Given instruction – Search the data below for the word "JSON" and copy each line that holds it.

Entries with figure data
☆ ☆ ☆ ☆ ☆

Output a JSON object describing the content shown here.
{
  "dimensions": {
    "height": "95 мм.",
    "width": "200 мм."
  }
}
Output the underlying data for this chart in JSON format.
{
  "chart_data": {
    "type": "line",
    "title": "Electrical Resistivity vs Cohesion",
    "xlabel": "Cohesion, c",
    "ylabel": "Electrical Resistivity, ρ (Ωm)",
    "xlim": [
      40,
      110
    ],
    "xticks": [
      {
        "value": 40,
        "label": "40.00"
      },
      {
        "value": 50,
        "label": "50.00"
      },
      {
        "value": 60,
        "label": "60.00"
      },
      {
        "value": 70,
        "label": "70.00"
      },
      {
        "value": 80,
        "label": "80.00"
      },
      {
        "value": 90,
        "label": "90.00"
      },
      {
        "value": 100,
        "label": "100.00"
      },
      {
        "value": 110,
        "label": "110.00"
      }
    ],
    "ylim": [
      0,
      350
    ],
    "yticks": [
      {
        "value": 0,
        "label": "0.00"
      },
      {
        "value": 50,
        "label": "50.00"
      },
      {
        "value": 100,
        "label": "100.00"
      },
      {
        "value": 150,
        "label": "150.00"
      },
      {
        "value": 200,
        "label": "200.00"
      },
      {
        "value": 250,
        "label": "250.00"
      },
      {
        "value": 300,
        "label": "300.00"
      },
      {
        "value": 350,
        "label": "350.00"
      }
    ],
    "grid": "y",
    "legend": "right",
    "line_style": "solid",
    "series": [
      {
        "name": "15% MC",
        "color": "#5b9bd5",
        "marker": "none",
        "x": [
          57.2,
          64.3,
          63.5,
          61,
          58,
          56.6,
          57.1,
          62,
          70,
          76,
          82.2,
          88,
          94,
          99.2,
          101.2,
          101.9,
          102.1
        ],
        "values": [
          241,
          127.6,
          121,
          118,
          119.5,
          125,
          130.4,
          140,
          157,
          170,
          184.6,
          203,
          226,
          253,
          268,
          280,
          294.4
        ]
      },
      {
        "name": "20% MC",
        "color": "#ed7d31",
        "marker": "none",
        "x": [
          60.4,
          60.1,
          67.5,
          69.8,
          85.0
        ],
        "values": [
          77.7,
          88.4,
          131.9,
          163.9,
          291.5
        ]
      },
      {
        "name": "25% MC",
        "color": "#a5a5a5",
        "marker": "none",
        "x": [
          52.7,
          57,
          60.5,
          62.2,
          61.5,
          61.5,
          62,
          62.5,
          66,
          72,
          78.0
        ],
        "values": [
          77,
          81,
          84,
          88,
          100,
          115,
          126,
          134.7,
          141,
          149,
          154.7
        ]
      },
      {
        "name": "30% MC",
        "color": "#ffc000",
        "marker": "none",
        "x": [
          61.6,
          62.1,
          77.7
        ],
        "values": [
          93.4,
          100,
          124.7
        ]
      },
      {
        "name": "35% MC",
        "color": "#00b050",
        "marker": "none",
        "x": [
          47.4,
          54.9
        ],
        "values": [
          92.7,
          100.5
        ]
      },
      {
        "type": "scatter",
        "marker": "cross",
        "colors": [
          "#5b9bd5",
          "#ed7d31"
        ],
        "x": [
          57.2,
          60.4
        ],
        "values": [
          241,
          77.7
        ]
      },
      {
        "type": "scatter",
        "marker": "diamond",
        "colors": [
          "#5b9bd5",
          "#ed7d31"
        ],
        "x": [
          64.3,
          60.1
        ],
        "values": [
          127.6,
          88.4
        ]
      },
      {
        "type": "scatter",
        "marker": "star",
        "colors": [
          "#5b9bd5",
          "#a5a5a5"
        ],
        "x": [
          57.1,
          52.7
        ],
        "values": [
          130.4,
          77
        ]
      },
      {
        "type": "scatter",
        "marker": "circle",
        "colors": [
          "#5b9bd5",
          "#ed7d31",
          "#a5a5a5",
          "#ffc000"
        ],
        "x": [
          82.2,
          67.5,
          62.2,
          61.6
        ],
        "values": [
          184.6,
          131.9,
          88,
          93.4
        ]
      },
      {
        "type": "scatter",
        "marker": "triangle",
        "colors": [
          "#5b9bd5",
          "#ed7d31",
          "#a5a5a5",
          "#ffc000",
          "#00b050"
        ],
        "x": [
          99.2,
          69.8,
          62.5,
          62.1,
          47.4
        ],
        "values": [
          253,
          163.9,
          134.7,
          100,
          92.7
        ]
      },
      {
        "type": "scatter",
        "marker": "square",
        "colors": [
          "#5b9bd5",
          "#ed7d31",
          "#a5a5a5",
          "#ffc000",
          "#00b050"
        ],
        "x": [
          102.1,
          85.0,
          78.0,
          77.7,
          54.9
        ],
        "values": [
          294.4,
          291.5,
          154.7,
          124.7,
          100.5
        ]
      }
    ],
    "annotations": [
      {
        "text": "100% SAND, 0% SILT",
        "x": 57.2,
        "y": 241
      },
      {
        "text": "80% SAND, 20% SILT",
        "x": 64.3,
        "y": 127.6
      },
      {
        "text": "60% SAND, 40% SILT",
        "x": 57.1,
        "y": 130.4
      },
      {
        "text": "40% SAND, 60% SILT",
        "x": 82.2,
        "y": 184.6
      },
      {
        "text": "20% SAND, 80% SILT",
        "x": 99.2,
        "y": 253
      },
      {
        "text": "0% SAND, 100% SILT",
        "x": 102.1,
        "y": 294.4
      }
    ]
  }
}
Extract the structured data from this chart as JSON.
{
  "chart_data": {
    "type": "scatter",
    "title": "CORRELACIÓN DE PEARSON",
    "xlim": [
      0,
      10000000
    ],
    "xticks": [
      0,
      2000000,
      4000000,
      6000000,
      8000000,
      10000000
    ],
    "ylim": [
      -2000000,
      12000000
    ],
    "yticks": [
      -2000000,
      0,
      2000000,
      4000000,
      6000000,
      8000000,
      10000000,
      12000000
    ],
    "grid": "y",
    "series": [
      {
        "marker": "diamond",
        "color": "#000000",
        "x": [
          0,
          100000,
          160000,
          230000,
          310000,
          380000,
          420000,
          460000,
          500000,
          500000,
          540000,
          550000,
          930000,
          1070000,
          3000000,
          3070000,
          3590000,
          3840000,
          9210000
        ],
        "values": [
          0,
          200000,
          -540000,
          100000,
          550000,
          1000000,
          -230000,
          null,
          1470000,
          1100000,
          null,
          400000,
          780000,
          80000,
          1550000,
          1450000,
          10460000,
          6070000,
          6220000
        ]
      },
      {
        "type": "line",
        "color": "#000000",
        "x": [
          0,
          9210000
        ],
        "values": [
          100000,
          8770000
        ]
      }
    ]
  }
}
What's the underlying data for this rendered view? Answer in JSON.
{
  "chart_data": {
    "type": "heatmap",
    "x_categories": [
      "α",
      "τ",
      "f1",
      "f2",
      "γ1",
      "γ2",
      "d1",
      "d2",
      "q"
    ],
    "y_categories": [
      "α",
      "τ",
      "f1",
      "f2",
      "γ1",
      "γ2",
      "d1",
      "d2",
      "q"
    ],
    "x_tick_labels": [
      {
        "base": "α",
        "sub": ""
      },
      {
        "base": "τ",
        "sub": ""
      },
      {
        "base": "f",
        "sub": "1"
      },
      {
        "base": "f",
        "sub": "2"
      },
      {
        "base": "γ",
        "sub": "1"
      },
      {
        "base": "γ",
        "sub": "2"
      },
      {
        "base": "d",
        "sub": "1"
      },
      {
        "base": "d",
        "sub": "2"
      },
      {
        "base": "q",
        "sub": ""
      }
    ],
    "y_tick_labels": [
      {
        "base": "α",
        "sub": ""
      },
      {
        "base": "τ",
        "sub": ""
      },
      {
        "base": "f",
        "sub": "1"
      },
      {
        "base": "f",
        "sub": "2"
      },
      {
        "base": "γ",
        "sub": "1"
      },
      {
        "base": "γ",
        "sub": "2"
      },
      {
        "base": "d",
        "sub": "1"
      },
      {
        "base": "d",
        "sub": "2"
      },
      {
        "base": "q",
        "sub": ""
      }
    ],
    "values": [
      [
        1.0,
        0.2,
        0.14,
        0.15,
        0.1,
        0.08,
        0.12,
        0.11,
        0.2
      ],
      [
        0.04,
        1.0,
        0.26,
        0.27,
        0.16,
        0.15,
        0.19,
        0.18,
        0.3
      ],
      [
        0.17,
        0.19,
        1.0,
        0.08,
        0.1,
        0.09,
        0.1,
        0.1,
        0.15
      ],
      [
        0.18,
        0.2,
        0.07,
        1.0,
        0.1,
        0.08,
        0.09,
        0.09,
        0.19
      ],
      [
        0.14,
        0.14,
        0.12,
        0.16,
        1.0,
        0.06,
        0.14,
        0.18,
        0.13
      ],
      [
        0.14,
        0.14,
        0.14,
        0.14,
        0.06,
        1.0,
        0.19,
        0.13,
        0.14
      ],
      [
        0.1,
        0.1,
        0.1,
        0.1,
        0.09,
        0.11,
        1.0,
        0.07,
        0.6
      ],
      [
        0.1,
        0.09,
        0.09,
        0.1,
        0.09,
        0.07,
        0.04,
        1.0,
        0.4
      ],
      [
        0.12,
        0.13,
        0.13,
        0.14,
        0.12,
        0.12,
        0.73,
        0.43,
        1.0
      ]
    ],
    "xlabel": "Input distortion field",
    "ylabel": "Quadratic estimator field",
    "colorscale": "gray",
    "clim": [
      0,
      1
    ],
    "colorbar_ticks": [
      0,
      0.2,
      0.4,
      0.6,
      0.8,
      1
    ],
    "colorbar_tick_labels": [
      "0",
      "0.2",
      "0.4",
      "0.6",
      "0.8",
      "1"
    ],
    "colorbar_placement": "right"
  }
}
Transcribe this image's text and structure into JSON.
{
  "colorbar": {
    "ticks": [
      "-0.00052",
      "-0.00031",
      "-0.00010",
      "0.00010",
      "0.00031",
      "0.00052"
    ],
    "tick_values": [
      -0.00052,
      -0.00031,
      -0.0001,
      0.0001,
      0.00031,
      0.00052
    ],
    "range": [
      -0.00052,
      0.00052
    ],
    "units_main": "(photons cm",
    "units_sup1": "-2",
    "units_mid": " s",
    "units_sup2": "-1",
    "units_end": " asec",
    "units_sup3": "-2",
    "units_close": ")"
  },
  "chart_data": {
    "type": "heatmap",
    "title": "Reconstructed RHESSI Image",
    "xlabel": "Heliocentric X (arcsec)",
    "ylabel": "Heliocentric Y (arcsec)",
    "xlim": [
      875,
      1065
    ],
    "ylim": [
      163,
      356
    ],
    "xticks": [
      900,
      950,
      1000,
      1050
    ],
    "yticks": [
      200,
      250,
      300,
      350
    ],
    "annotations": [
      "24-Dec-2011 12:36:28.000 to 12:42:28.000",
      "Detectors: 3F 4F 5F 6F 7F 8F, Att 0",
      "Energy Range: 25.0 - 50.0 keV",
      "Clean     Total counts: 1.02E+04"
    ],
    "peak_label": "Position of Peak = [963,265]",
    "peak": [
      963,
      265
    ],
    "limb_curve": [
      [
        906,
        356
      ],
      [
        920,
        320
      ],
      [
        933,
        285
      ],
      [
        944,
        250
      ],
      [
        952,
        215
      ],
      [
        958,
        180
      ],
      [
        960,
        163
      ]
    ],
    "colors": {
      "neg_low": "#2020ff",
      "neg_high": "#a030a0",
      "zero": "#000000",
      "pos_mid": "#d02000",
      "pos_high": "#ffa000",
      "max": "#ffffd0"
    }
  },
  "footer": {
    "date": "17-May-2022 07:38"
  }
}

☆ ☆ ☆ ☆ ☆

Correct answer –
Output a JSON object describing the content shown here.
Output the underlying data for this chart in JSON format.
Extract the structured data from this chart as JSON.
What's the underlying data for this rendered view? Answer in JSON.
Transcribe this image's text and structure into JSON.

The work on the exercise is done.